-- Problems to work on --
1. According to the partnership amendment, which section of the Partnership Agreement grants the General Partner the authority to enter into the amendment?
2. List, by full name, every organization and every agreement mentioned in the partnership amendment.
3. Write the next part of the partnership amendment, continuing from its last sentence.

-- Selected passage --
AMENDMENT NO. 3 TO FIRST AMENDED AND RESTATED
AGREEMENT OF LIMITED PARTNERSHIP OF
PENN VIRGINIA RESOURCE PARTNERS, L.P.
THIS AMENDMENT NO. 3 TO FIRST AMENDED AND RESTATED AGREEMENT OF LIMITED PARTNERSHIP OF
PENN VIRGINIA RESOURCE PARTNERS, L.P. (this “Amendment”), dated as of December 8, 2003, is entered into and
effectuated by Penn Virginia Resource GP, LLC, a Delaware limited liability company, as the General Partner, pursuant to
authority granted to it in Section 13.1 of the Amended and Restated Agreement of Limited Partnership of Penn Virginia
Resource Partners, L.P., dated as of October 30, 2001, as amended (the “Partnership Agreement”). Capitalized terms used but
not defined herein are used as defined in the Partnership Agreement.

-- Listing --
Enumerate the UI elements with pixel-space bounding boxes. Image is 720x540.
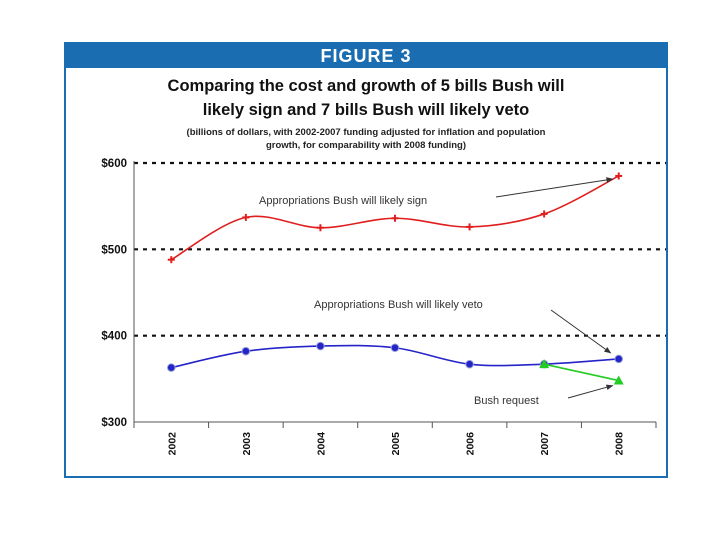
data-point — [316, 341, 325, 351]
series-line — [543, 363, 619, 382]
chart-subtitle: (billions of dollars, with 2002-2007 fun… — [106, 126, 626, 152]
chart-subtitle-line-1: (billions of dollars, with 2002-2007 fun… — [186, 127, 546, 138]
data-point — [166, 363, 176, 372]
line-chart: $300$400$500$600 2002 2003 2004 2005 2006 200… — [101, 158, 666, 456]
chart-title: Comparing the cost and growth of 5 bills… — [66, 74, 666, 122]
axes — [133, 161, 656, 423]
x-tick-label: 2005 — [390, 432, 402, 456]
x-tick-label: 2008 — [614, 432, 626, 456]
data-point — [316, 224, 324, 232]
data-point — [539, 359, 550, 369]
annotation-veto: Appropriations Bush will likely veto — [314, 299, 483, 311]
data-point — [466, 223, 474, 231]
x-axis-ticks: 2002 2003 2004 2005 2006 2007 2008 — [133, 422, 657, 456]
data-point — [465, 359, 474, 369]
y-tick-label: $500 — [101, 244, 127, 256]
annotations: Appropriations Bush will likely sign App… — [259, 177, 614, 407]
data-point — [615, 172, 623, 180]
chart-title-line-2: likely sign and 7 bills Bush will likely… — [202, 101, 530, 119]
data-point — [242, 213, 250, 221]
y-tick-label: $400 — [101, 331, 127, 343]
data-point — [391, 214, 399, 222]
x-tick-label: 2004 — [315, 432, 327, 456]
gridlines — [134, 161, 666, 337]
series-layer — [166, 172, 624, 385]
figure-frame: FIGURE 3 Comparing the cost and growth o… — [64, 42, 668, 478]
arrow-sign — [495, 177, 614, 198]
data-point — [613, 375, 624, 385]
arrow-veto — [550, 309, 612, 354]
data-point — [614, 354, 624, 364]
x-tick-label: 2007 — [539, 432, 551, 456]
annotation-sign: Appropriations Bush will likely sign — [259, 195, 427, 207]
x-tick-label: 2003 — [241, 432, 253, 456]
annotation-request: Bush request — [474, 395, 539, 407]
data-point — [540, 210, 548, 218]
series-2 — [539, 359, 624, 385]
chart-title-line-1: Comparing the cost and growth of 5 bills… — [167, 77, 565, 95]
data-point — [167, 256, 175, 264]
x-tick-label: 2006 — [465, 432, 477, 456]
series-0 — [167, 172, 623, 264]
y-tick-label: $300 — [101, 417, 127, 429]
data-point — [390, 343, 400, 353]
y-tick-label: $600 — [101, 158, 127, 170]
data-point — [241, 346, 251, 356]
arrow-request — [567, 384, 614, 399]
figure-label: FIGURE 3 — [66, 44, 666, 68]
y-axis-ticks: $300 $400 $500 $600 — [101, 158, 127, 429]
x-tick-label: 2002 — [166, 432, 178, 456]
chart-subtitle-line-2: growth, for comparability with 2008 fund… — [265, 140, 467, 151]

-- The responses --
1. Section 13.1

2.
- Amendment No. 3 to First Amended and Restated Agreement of Limited Partnership of Penn Virginia Resource Partners, L.P.
- Penn Virginia Resource Partners, L.P.
- Penn Virginia Resource GP, LLC
- Amended and Restated Agreement of Limited Partnership of Penn Virginia Resource Partners, L.P.

3.
WHEREAS, Section 13.1(d)(i) of the Partnership Agreement provides that the General Partner may amend any provision of
the Partnership Agreement without the approval of any Partner or Assignee to reflect a change that, in the discretion of the
General Partner, does not adversely affect the Limited Partners (including any particular class of Partnership Interests) in any
material respect; and
WHEREAS, acting pursuant to the power and authority granted to it under Section 13.1(d)(i) of the Partnership
Agreement, the General Partner has determined that the following amendment to the Partnership Agreement does not adversely
affect the Limited Partners (including any particular class of Partnership Interests as compared to other classes of Partnership
Interests) in any material respect.
NOW, THEREFORE, it is hereby agreed as follows:
A. Amendment .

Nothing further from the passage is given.